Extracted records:
=-=-=-=-=

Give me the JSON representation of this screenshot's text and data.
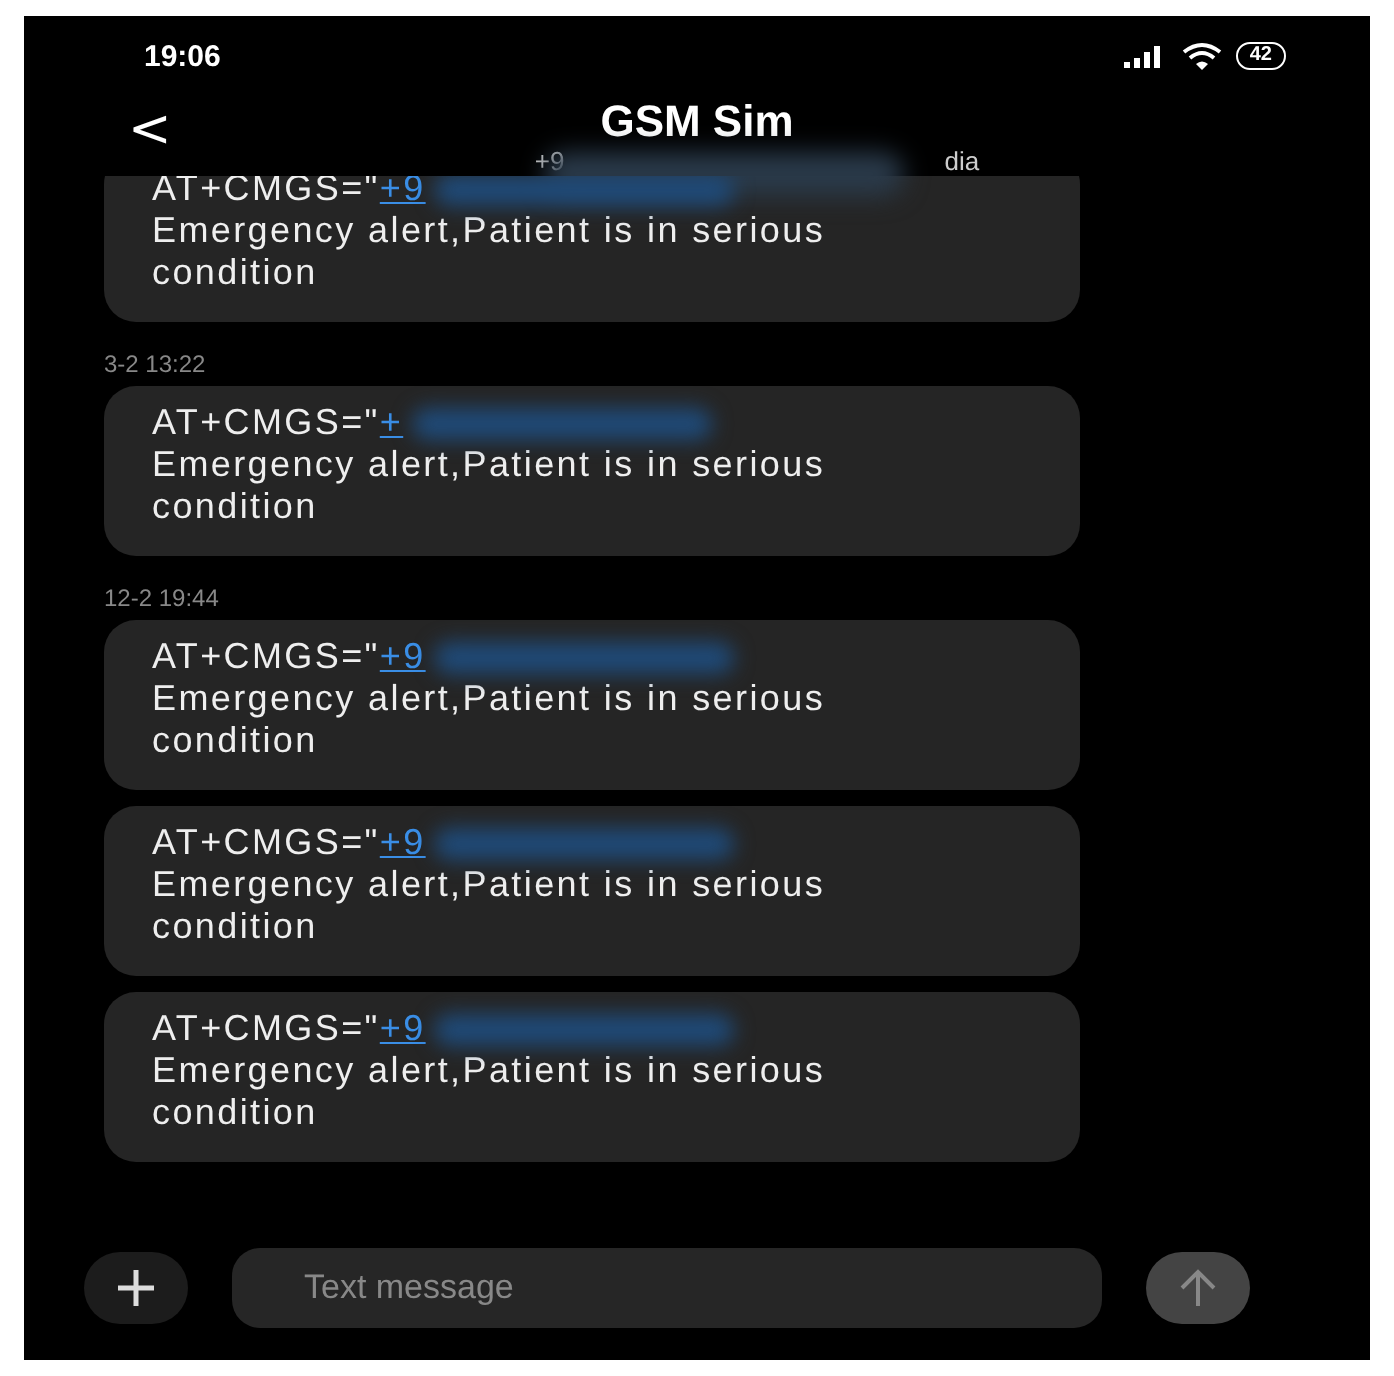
{
  "status_bar": {
    "time": "19:06",
    "battery": "42"
  },
  "header": {
    "back": "<",
    "title": "GSM Sim",
    "subtitle_start": "+9",
    "subtitle_end": "dia"
  },
  "conversation": [
    {
      "kind": "message",
      "command": "AT+CMGS=\"",
      "number": "+9",
      "text": "Emergency alert,Patient is in serious condition"
    },
    {
      "kind": "timestamp",
      "text": "3-2 13:22"
    },
    {
      "kind": "message",
      "command": "AT+CMGS=\"",
      "number": "+",
      "text": "Emergency alert,Patient is in serious condition"
    },
    {
      "kind": "timestamp",
      "text": "12-2 19:44"
    },
    {
      "kind": "message",
      "command": "AT+CMGS=\"",
      "number": "+9",
      "text": "Emergency alert,Patient is in serious condition"
    },
    {
      "kind": "message",
      "command": "AT+CMGS=\"",
      "number": "+9",
      "text": "Emergency alert,Patient is in serious condition"
    },
    {
      "kind": "message",
      "command": "AT+CMGS=\"",
      "number": "+9",
      "text": "Emergency alert,Patient is in serious condition"
    }
  ],
  "composer": {
    "placeholder": "Text message"
  }
}
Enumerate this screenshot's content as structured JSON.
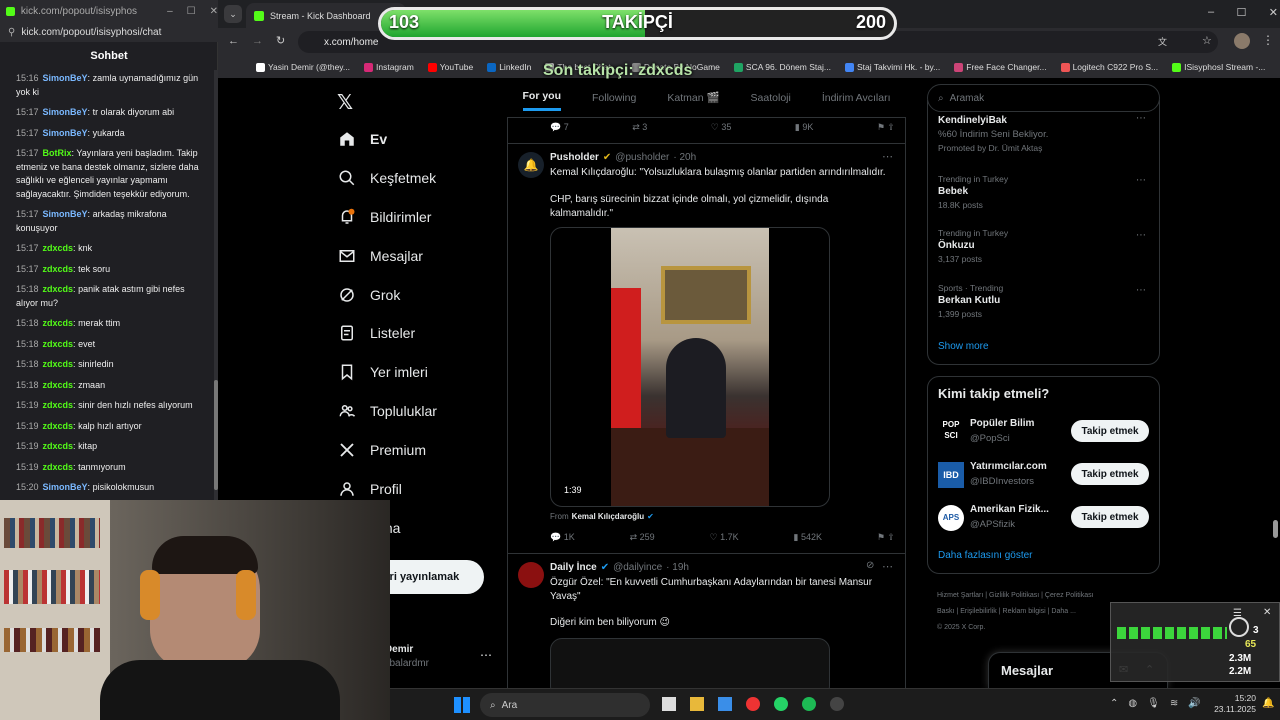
{
  "chat": {
    "tab_title": "kick.com/popout/isisyphosi...",
    "url": "kick.com/popout/isisyphosi/chat",
    "header": "Sohbet",
    "messages": [
      {
        "ts": "15:16",
        "user": "SimonBeY",
        "color": "#7ab8ff",
        "text": "zamla uynamadığımız gün yok ki"
      },
      {
        "ts": "15:17",
        "user": "SimonBeY",
        "color": "#7ab8ff",
        "text": "tr olarak diyorum abi"
      },
      {
        "ts": "15:17",
        "user": "SimonBeY",
        "color": "#7ab8ff",
        "text": "yukarda"
      },
      {
        "ts": "15:17",
        "user": "BotRix",
        "color": "#53fc18",
        "text": "Yayınlara yeni başladım. Takip etmeniz ve bana destek olmanız, sizlere daha sağlıklı ve eğlenceli yayınlar yapmamı sağlayacaktır. Şimdiden teşekkür ediyorum."
      },
      {
        "ts": "15:17",
        "user": "SimonBeY",
        "color": "#7ab8ff",
        "text": "arkadaş mikrafona konuşuyor"
      },
      {
        "ts": "15:17",
        "user": "zdxcds",
        "color": "#53fc18",
        "text": "knk"
      },
      {
        "ts": "15:17",
        "user": "zdxcds",
        "color": "#53fc18",
        "text": "tek soru"
      },
      {
        "ts": "15:18",
        "user": "zdxcds",
        "color": "#53fc18",
        "text": "panik atak astım gibi nefes alıyor mu?"
      },
      {
        "ts": "15:18",
        "user": "zdxcds",
        "color": "#53fc18",
        "text": "merak ttim"
      },
      {
        "ts": "15:18",
        "user": "zdxcds",
        "color": "#53fc18",
        "text": "evet"
      },
      {
        "ts": "15:18",
        "user": "zdxcds",
        "color": "#53fc18",
        "text": "sinirledin"
      },
      {
        "ts": "15:18",
        "user": "zdxcds",
        "color": "#53fc18",
        "text": "zmaan"
      },
      {
        "ts": "15:19",
        "user": "zdxcds",
        "color": "#53fc18",
        "text": "sinir den hızlı nefes alıyorum"
      },
      {
        "ts": "15:19",
        "user": "zdxcds",
        "color": "#53fc18",
        "text": "kalp hızlı artıyor"
      },
      {
        "ts": "15:19",
        "user": "zdxcds",
        "color": "#53fc18",
        "text": "kitap"
      },
      {
        "ts": "15:19",
        "user": "zdxcds",
        "color": "#53fc18",
        "text": "tanmıyorum"
      },
      {
        "ts": "15:20",
        "user": "SimonBeY",
        "color": "#7ab8ff",
        "text": "pisikolokmusun"
      }
    ]
  },
  "browser": {
    "tab_title": "Stream - Kick Dashboard",
    "url": "x.com/home",
    "bookmarks": [
      "Yasin Demir (@they...",
      "Instagram",
      "YouTube",
      "LinkedIn",
      "The best Chat...",
      "Donate By NoGame",
      "SCA 96. Dönem Staj...",
      "Staj Takvimi Hk. - by...",
      "Free Face Changer...",
      "Logitech C922 Pro S...",
      "ISisyphosI Stream -..."
    ]
  },
  "overlay": {
    "follower_current": "103",
    "follower_label": "TAKİPÇİ",
    "follower_goal": "200",
    "follower_progress": 0.515,
    "last_follower": "Son takipçi: zdxcds"
  },
  "nav": {
    "items": [
      "Ev",
      "Keşfetmek",
      "Bildirimler",
      "Mesajlar",
      "Grok",
      "Listeler",
      "Yer imleri",
      "Topluluklar",
      "Premium",
      "Profil",
      "Daha"
    ],
    "post_button": "Gönderi yayınlamak",
    "profile_name": "Yasin Demir",
    "profile_handle": "@yasinbalardmr"
  },
  "timeline": {
    "tabs": [
      "For you",
      "Following",
      "Katman 🎬",
      "Saatoloji",
      "İndirim Avcıları"
    ],
    "top_actions": {
      "replies": "7",
      "reposts": "3",
      "likes": "35",
      "views": "9K"
    },
    "tweet1": {
      "name": "Pusholder",
      "handle": "@pusholder",
      "time": "· 20h",
      "text1": "Kemal Kılıçdaroğlu: \"Yolsuzluklara bulaşmış olanlar partiden arındırılmalıdır.",
      "text2": "CHP, barış sürecinin bizzat içinde olmalı, yol çizmelidir, dışında kalmamalıdır.\"",
      "video_time": "1:39",
      "from_label": "From",
      "from_name": "Kemal Kılıçdaroğlu",
      "replies": "1K",
      "reposts": "259",
      "likes": "1.7K",
      "views": "542K"
    },
    "tweet2": {
      "name": "Daily İnce",
      "handle": "@dailyince",
      "time": "· 19h",
      "text1": "Özgür Özel: \"En kuvvetli Cumhurbaşkanı Adaylarından bir tanesi Mansur Yavaş\"",
      "text2": "Diğeri kim ben biliyorum 😉"
    }
  },
  "right": {
    "search_placeholder": "Aramak",
    "promo": {
      "name": "KendinelyiBak",
      "text": "%60 İndirim Seni Bekliyor.",
      "promoted": "Promoted by Dr. Ümit Aktaş"
    },
    "trends": [
      {
        "meta": "Trending in Turkey",
        "name": "Bebek",
        "posts": "18.8K posts"
      },
      {
        "meta": "Trending in Turkey",
        "name": "Önkuzu",
        "posts": "3,137 posts"
      },
      {
        "meta": "Sports · Trending",
        "name": "Berkan Kutlu",
        "posts": "1,399 posts"
      }
    ],
    "show_more": "Show more",
    "who_title": "Kimi takip etmeli?",
    "who": [
      {
        "name": "Popüler Bilim",
        "handle": "@PopSci",
        "logo": "POP SCI"
      },
      {
        "name": "Yatırımcılar.com",
        "handle": "@IBDInvestors",
        "logo": "IBD"
      },
      {
        "name": "Amerikan Fizik...",
        "handle": "@APSfizik",
        "logo": "APS"
      }
    ],
    "follow_label": "Takip etmek",
    "show_more2": "Daha fazlasını göster",
    "footer": [
      "Hizmet Şartları",
      "Gizlilik Politikası",
      "Çerez Politikası",
      "Baskı",
      "Erişilebilirlik",
      "Reklam bilgisi",
      "Daha ...",
      "© 2025 X Corp."
    ],
    "messages_label": "Mesajlar"
  },
  "widget": {
    "v1": "3",
    "v2": "65",
    "v3": "2.3M",
    "v4": "2.2M"
  },
  "taskbar": {
    "search": "Ara",
    "time": "15:20",
    "date": "23.11.2025"
  }
}
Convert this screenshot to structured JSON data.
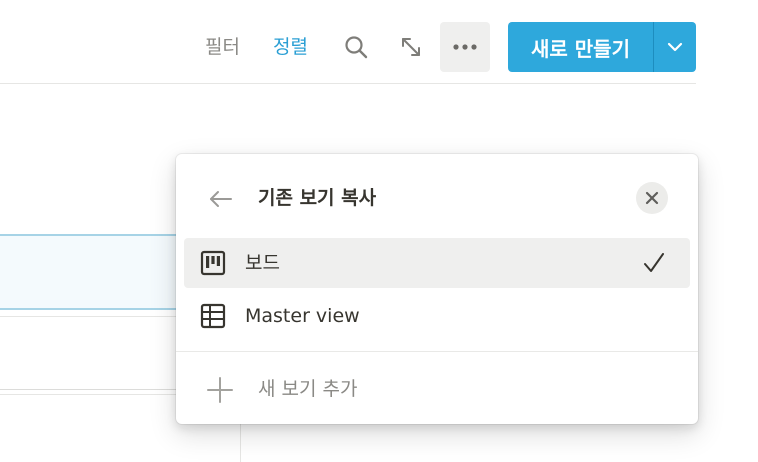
{
  "toolbar": {
    "filter_label": "필터",
    "sort_label": "정렬",
    "icons": [
      "search-icon",
      "expand-icon",
      "more-icon"
    ],
    "new_button_label": "새로 만들기",
    "accent_color": "#2ea8dc"
  },
  "popup": {
    "title": "기존 보기 복사",
    "views": [
      {
        "label": "보드",
        "icon": "board-icon",
        "selected": true
      },
      {
        "label": "Master view",
        "icon": "table-icon",
        "selected": false
      }
    ],
    "add_view_label": "새 보기 추가"
  }
}
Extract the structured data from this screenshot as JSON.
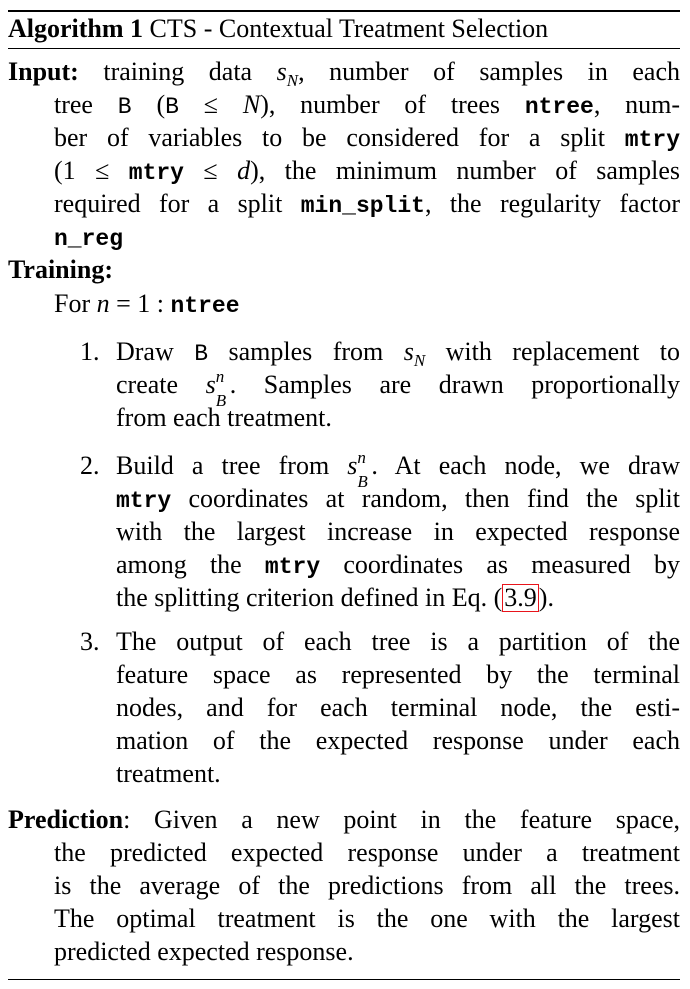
{
  "title_prefix": "Algorithm 1",
  "title_text": "CTS - Contextual Treatment Selection",
  "input_label": "Input:",
  "input": {
    "l1a": "training data",
    "l1b": "s",
    "l1c": "N",
    "l1d": ", number of samples in each",
    "l2a": "tree",
    "l2b": "B",
    "l2c": "(",
    "l2d": "B",
    "l2e": "≤",
    "l2f": "N",
    "l2g": "), number of trees",
    "l2h": "ntree",
    "l2i": ", num-",
    "l3a": "ber of variables to be considered for a split",
    "l3b": "mtry",
    "l4a": "(1 ≤",
    "l4b": "mtry",
    "l4c": "≤",
    "l4d": "d",
    "l4e": "), the minimum number of samples",
    "l5a": "required for a split",
    "l5b": "min_split",
    "l5c": ", the regularity factor",
    "l6a": "n_reg"
  },
  "training_label": "Training:",
  "for_line": {
    "a": "For",
    "b": "n",
    "c": "= 1 :",
    "d": "ntree"
  },
  "steps": [
    {
      "num": "1."
    },
    {
      "num": "2."
    },
    {
      "num": "3."
    }
  ],
  "step1": {
    "l1a": "Draw",
    "l1b": "B",
    "l1c": "samples from",
    "l1d": "s",
    "l1e": "N",
    "l1f": "with replacement to",
    "l2a": "create",
    "l2b": "s",
    "l2c": "n",
    "l2d": "B",
    "l2e": ". Samples are drawn proportionally",
    "l3": "from each treatment."
  },
  "step2": {
    "l1a": "Build a tree from",
    "l1b": "s",
    "l1c": "n",
    "l1d": "B",
    "l1e": ". At each node, we draw",
    "l2a": "mtry",
    "l2b": "coordinates at random, then find the split",
    "l3": "with the largest increase in expected response",
    "l4a": "among the",
    "l4b": "mtry",
    "l4c": "coordinates as measured by",
    "l5a": "the splitting criterion defined in Eq. (",
    "l5b": "3.9",
    "l5c": ")."
  },
  "step3": {
    "l1": "The output of each tree is a partition of the",
    "l2": "feature space as represented by the terminal",
    "l3": "nodes, and for each terminal node, the esti-",
    "l4": "mation of the expected response under each",
    "l5": "treatment."
  },
  "prediction_label": "Prediction",
  "prediction": {
    "l1": ": Given a new point in the feature space,",
    "l2": "the predicted expected response under a treatment",
    "l3": "is the average of the predictions from all the trees.",
    "l4": "The optimal treatment is the one with the largest",
    "l5": "predicted expected response."
  }
}
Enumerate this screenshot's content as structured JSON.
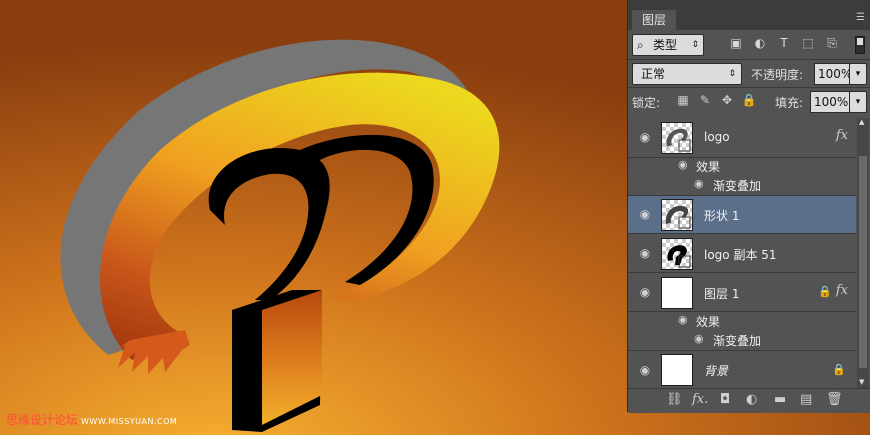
{
  "watermark": {
    "cn": "思缘设计论坛",
    "site": "WWW.MISSYUAN.COM"
  },
  "panel": {
    "tab": "图层",
    "filter": {
      "label": "类型",
      "icons": [
        "image-filter-icon",
        "adjustment-filter-icon",
        "text-filter-icon",
        "shape-filter-icon",
        "smart-object-filter-icon"
      ]
    },
    "blend_mode": "正常",
    "opacity_label": "不透明度:",
    "opacity_value": "100%",
    "lock_label": "锁定:",
    "fill_label": "填充:",
    "fill_value": "100%"
  },
  "layers": [
    {
      "name": "logo",
      "thumb": "logo",
      "has_fx": true,
      "selected": false,
      "effects_label": "效果",
      "effects": [
        "渐变叠加"
      ]
    },
    {
      "name": "形状 1",
      "thumb": "shape",
      "has_fx": false,
      "selected": true
    },
    {
      "name": "logo 副本 51",
      "thumb": "logo-black",
      "has_fx": false,
      "selected": false
    },
    {
      "name": "图层 1",
      "thumb": "white",
      "has_fx": true,
      "locked": true,
      "selected": false,
      "effects_label": "效果",
      "effects": [
        "渐变叠加"
      ]
    },
    {
      "name": "背景",
      "thumb": "white",
      "locked": true,
      "selected": false
    }
  ],
  "colors": {
    "canvas_bg": "#8a3e0f",
    "panel_bg": "#535353",
    "selected": "#5b6e8a"
  }
}
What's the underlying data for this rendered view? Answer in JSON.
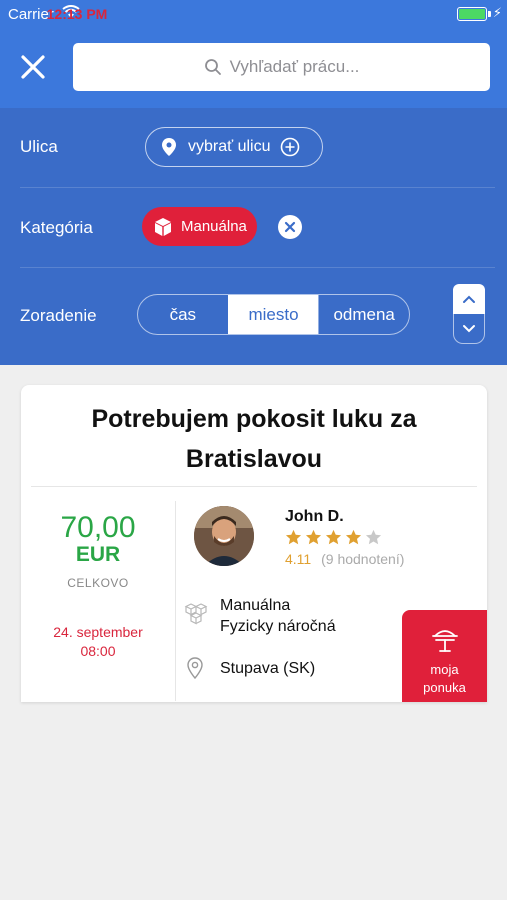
{
  "status_bar": {
    "carrier": "Carrier",
    "time": "12:13 PM"
  },
  "search": {
    "placeholder": "Vyhľadať prácu..."
  },
  "filters": {
    "street": {
      "label": "Ulica",
      "button": "vybrať ulicu"
    },
    "category": {
      "label": "Kategória",
      "selected": "Manuálna"
    },
    "sort": {
      "label": "Zoradenie",
      "options": [
        "čas",
        "miesto",
        "odmena"
      ],
      "active_index": 1
    }
  },
  "job": {
    "title": "Potrebujem pokosit luku za Bratislavou",
    "price": "70,00",
    "currency": "EUR",
    "price_note": "CELKOVO",
    "date": "24. september",
    "time": "08:00",
    "user": {
      "name": "John D.",
      "rating": "4.11",
      "rating_count": "(9 hodnotení)",
      "stars_filled": 4,
      "stars_total": 5
    },
    "category": "Manuálna",
    "difficulty": "Fyzicky náročná",
    "location": "Stupava (SK)",
    "offer_button": {
      "line1": "moja",
      "line2": "ponuka"
    }
  },
  "colors": {
    "header": "#3c78dc",
    "panel": "#3a6cc8",
    "accent_red": "#e0203a",
    "price_green": "#2aa646",
    "star": "#e0a030"
  }
}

=-=-=-=-=

Single out each line of the records above with the string "nefes" in it, and copy it.

*ANSWER FOR THIS EXERCISE*.
        "text": "panik atak astım gibi nefes alıyor mu?"
        "text": "sinir den hızlı nefes alıyorum"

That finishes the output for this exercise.